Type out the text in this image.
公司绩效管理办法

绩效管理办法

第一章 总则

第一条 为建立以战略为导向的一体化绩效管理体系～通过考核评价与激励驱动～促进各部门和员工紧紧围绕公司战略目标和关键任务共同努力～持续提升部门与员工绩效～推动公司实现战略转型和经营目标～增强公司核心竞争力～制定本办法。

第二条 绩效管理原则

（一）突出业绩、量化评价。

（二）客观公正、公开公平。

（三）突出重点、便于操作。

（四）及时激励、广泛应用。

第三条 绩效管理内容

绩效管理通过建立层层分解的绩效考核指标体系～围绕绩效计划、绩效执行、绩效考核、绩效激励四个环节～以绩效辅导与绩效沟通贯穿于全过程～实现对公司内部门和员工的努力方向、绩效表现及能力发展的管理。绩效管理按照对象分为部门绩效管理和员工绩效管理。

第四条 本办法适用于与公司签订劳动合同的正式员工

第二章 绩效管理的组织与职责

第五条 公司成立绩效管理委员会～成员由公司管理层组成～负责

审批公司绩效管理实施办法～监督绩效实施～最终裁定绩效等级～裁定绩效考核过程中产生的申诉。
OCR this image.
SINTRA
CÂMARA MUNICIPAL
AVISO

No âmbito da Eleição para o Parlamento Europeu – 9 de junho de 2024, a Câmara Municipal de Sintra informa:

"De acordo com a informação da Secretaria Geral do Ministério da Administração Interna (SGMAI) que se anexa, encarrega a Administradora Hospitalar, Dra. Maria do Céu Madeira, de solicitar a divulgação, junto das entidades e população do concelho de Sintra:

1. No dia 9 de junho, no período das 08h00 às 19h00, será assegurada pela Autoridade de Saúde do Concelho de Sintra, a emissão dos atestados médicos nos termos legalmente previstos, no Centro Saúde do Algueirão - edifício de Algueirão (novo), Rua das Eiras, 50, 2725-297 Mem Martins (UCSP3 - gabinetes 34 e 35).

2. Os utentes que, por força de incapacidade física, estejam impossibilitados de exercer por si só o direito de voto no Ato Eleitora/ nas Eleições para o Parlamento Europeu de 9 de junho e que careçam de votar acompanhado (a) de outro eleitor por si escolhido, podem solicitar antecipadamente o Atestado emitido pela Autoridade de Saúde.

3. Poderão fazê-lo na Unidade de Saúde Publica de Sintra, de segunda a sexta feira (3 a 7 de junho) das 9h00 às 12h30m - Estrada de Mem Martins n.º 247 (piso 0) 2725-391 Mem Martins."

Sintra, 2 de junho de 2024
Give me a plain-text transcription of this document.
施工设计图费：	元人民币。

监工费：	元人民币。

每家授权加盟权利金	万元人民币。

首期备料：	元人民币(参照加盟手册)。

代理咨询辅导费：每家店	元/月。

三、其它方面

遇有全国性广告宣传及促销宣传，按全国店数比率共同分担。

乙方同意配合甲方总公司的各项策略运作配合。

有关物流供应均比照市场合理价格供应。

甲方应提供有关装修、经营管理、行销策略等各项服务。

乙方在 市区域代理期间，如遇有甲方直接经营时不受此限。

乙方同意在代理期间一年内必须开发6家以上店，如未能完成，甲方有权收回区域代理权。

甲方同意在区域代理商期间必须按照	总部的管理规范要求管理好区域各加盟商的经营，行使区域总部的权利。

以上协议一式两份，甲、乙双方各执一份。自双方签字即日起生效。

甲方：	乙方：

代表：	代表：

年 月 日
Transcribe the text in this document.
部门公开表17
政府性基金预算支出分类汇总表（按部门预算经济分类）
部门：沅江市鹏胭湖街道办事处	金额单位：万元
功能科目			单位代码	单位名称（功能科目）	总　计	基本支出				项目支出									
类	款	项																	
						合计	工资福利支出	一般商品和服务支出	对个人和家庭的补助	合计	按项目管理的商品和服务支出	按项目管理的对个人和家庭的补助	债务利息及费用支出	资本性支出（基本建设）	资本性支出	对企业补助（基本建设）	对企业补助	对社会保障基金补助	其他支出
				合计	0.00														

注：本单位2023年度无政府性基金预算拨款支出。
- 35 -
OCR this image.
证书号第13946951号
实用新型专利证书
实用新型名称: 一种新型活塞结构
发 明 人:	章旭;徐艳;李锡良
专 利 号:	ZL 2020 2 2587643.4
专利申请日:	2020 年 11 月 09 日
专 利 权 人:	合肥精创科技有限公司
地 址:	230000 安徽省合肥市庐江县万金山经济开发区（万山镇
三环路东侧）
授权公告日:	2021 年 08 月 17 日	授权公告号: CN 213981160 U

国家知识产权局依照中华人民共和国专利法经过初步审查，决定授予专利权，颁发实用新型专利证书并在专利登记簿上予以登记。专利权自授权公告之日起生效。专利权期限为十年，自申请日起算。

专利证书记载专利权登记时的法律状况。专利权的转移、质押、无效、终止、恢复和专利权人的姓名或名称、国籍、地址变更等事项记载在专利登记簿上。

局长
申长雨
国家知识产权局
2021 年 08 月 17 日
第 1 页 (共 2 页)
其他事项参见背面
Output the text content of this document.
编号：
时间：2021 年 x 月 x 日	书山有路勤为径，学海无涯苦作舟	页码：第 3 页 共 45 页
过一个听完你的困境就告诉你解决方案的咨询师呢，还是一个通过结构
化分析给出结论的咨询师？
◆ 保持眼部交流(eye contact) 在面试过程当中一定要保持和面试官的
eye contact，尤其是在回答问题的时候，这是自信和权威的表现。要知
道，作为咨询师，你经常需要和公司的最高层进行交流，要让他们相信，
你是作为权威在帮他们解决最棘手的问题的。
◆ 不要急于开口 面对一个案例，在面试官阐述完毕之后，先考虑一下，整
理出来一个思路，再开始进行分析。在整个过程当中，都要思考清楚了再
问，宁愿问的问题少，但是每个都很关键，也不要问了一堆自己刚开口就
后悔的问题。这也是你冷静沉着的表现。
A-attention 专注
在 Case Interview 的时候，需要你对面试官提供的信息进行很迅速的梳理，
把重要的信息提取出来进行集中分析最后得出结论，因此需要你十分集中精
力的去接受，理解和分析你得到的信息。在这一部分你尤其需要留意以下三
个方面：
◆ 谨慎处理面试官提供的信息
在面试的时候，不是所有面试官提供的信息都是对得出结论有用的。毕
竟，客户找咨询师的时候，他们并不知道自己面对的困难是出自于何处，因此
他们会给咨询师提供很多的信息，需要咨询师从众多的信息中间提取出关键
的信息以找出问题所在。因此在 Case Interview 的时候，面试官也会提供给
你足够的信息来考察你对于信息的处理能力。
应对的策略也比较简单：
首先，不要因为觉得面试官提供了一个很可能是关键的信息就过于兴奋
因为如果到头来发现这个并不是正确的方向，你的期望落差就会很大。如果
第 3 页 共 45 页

● ● ●

▶ [Short task]
Give the lines exactly as they stand, from the line with "Output the text content of this document." through the end of the material.

▶ [Answer to the problem]
Output the text content of this document.
编号：
时间：2021 年 x 月 x 日	书山有路勤为径，学海无涯苦作舟	页码：第 3 页 共 45 页
过一个听完你的困境就告诉你解决方案的咨询师呢，还是一个通过结构
化分析给出结论的咨询师？
◆ 保持眼部交流(eye contact) 在面试过程当中一定要保持和面试官的
eye contact，尤其是在回答问题的时候，这是自信和权威的表现。要知
道，作为咨询师，你经常需要和公司的最高层进行交流，要让他们相信，
你是作为权威在帮他们解决最棘手的问题的。
◆ 不要急于开口 面对一个案例，在面试官阐述完毕之后，先考虑一下，整
理出来一个思路，再开始进行分析。在整个过程当中，都要思考清楚了再
问，宁愿问的问题少，但是每个都很关键，也不要问了一堆自己刚开口就
后悔的问题。这也是你冷静沉着的表现。
A-attention 专注
在 Case Interview 的时候，需要你对面试官提供的信息进行很迅速的梳理，
把重要的信息提取出来进行集中分析最后得出结论，因此需要你十分集中精
力的去接受，理解和分析你得到的信息。在这一部分你尤其需要留意以下三
个方面：
◆ 谨慎处理面试官提供的信息
在面试的时候，不是所有面试官提供的信息都是对得出结论有用的。毕
竟，客户找咨询师的时候，他们并不知道自己面对的困难是出自于何处，因此
他们会给咨询师提供很多的信息，需要咨询师从众多的信息中间提取出关键
的信息以找出问题所在。因此在 Case Interview 的时候，面试官也会提供给
你足够的信息来考察你对于信息的处理能力。
应对的策略也比较简单：
首先，不要因为觉得面试官提供了一个很可能是关键的信息就过于兴奋
因为如果到头来发现这个并不是正确的方向，你的期望落差就会很大。如果
第 3 页 共 45 页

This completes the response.